▶ _WHAT THIS TASK INVOLVES_: Look through the material below. Copy every line with the string "launched" in it.

▶ _EXCERPTED DATA_:
──────

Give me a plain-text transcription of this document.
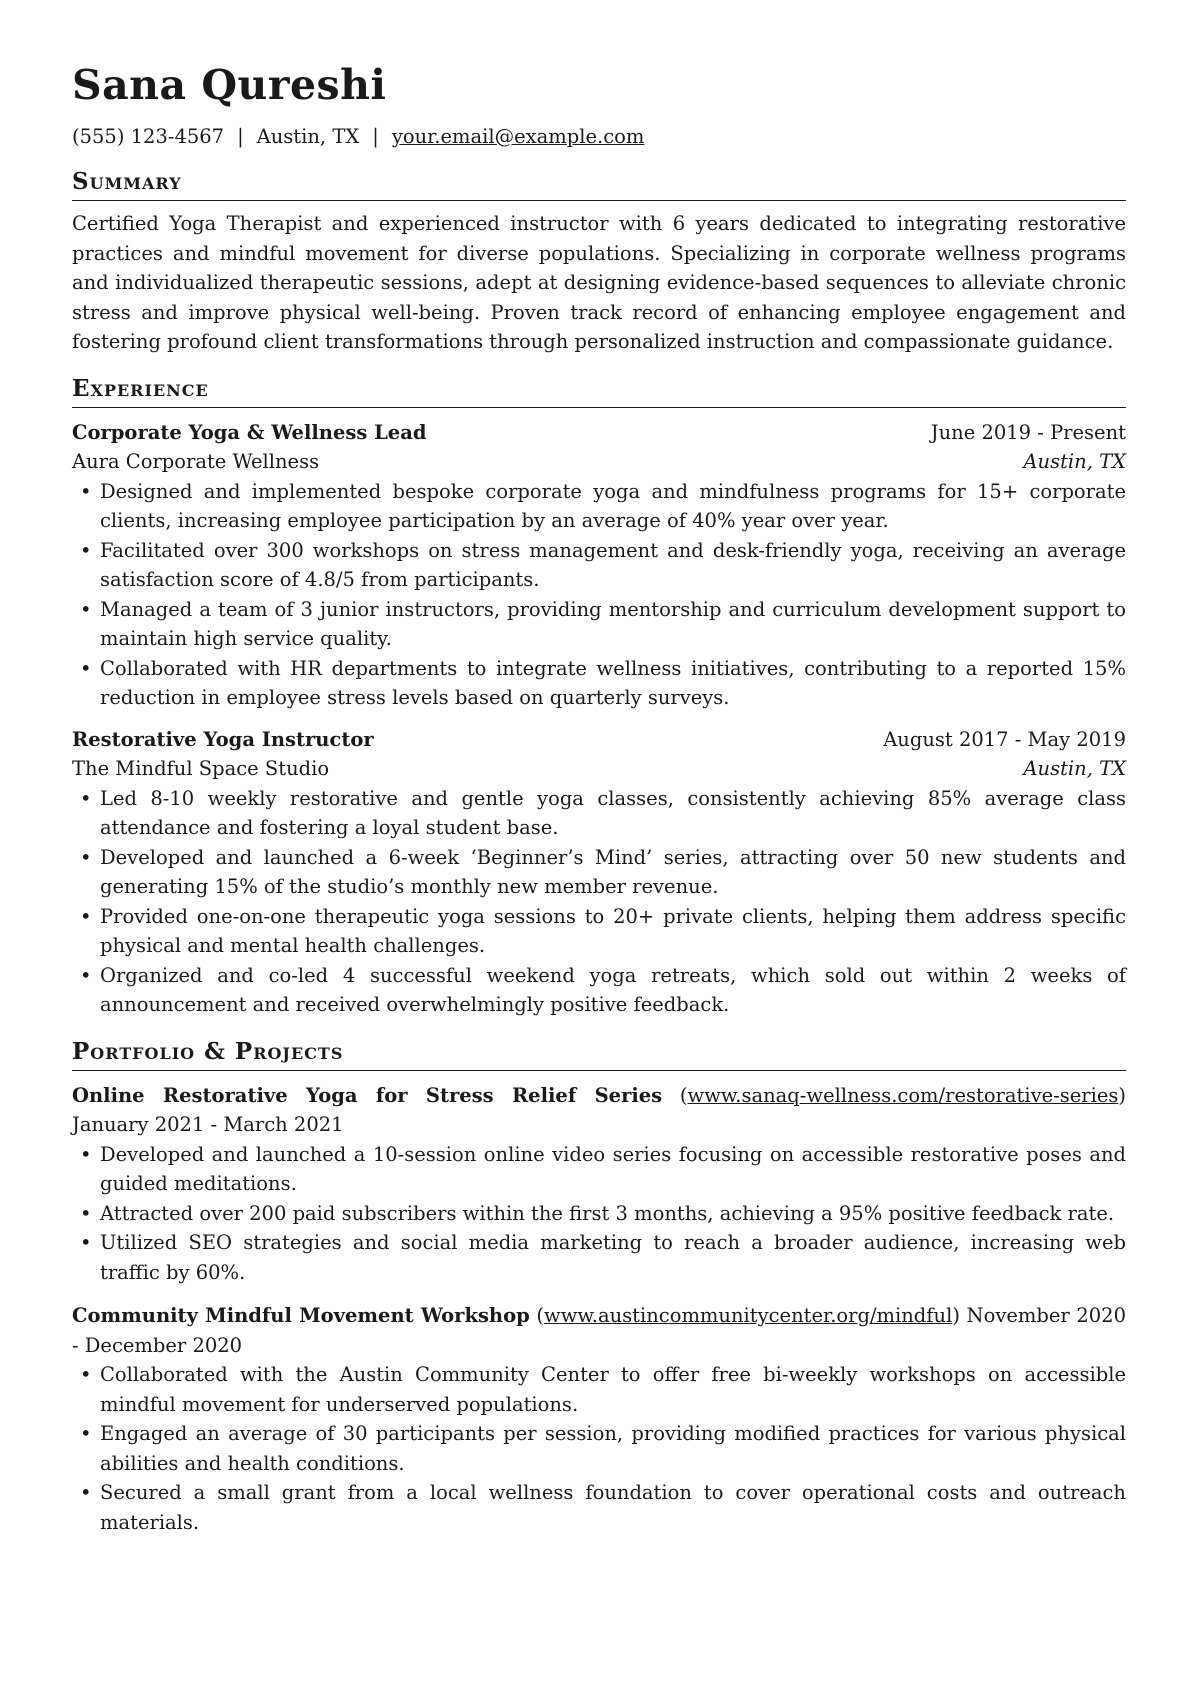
Sana Qureshi
(555) 123-4567 | Austin, TX | your.email@example.com
Summary
Certified Yoga Therapist and experienced instructor with 6 years dedicated to integrating restorative practices and mindful movement for diverse populations. Specializing in corporate wellness programs and individualized therapeutic sessions, adept at designing evidence-based sequences to alleviate chronic stress and improve physical well-being. Proven track record of enhancing employee engagement and fostering profound client transformations through personalized instruction and compassionate guidance.
Experience
Corporate Yoga & Wellness Lead	June 2019 - Present
Aura Corporate Wellness	Austin, TX
• Designed and implemented bespoke corporate yoga and mindfulness programs for 15+ corporate clients, increasing employee participation by an average of 40% year over year.
• Facilitated over 300 workshops on stress management and desk-friendly yoga, receiving an average satisfaction score of 4.8/5 from participants.
• Managed a team of 3 junior instructors, providing mentorship and curriculum development support to maintain high service quality.
• Collaborated with HR departments to integrate wellness initiatives, contributing to a reported 15% reduction in employee stress levels based on quarterly surveys.
Restorative Yoga Instructor	August 2017 - May 2019
The Mindful Space Studio	Austin, TX
• Led 8-10 weekly restorative and gentle yoga classes, consistently achieving 85% average class attendance and fostering a loyal student base.
• Developed and launched a 6-week ‘Beginner’s Mind’ series, attracting over 50 new students and generating 15% of the studio’s monthly new member revenue.
• Provided one-on-one therapeutic yoga sessions to 20+ private clients, helping them address specific physical and mental health challenges.
• Organized and co-led 4 successful weekend yoga retreats, which sold out within 2 weeks of announcement and received overwhelmingly positive feedback.
Portfolio & Projects
Online Restorative Yoga for Stress Relief Series (www.sanaq-wellness.com/restorative-series) January 2021 - March 2021
• Developed and launched a 10-session online video series focusing on accessible restorative poses and guided meditations.
• Attracted over 200 paid subscribers within the first 3 months, achieving a 95% positive feedback rate.
• Utilized SEO strategies and social media marketing to reach a broader audience, increasing web traffic by 60%.
Community Mindful Movement Workshop (www.austincommunitycenter.org/mindful) November 2020 - December 2020
• Collaborated with the Austin Community Center to offer free bi-weekly workshops on accessible mindful movement for underserved populations.
• Engaged an average of 30 participants per session, providing modified practices for various physical abilities and health conditions.
• Secured a small grant from a local wellness foundation to cover operational costs and outreach materials.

──────

▶ _SOLVED EXERCISE_:
• Developed and launched a 6-week ‘Beginner’s Mind’ series, attracting over 50 new students and generating 15% of the studio’s monthly new member revenue.
• Developed and launched a 10-session online video series focusing on accessible restorative poses and guided meditations.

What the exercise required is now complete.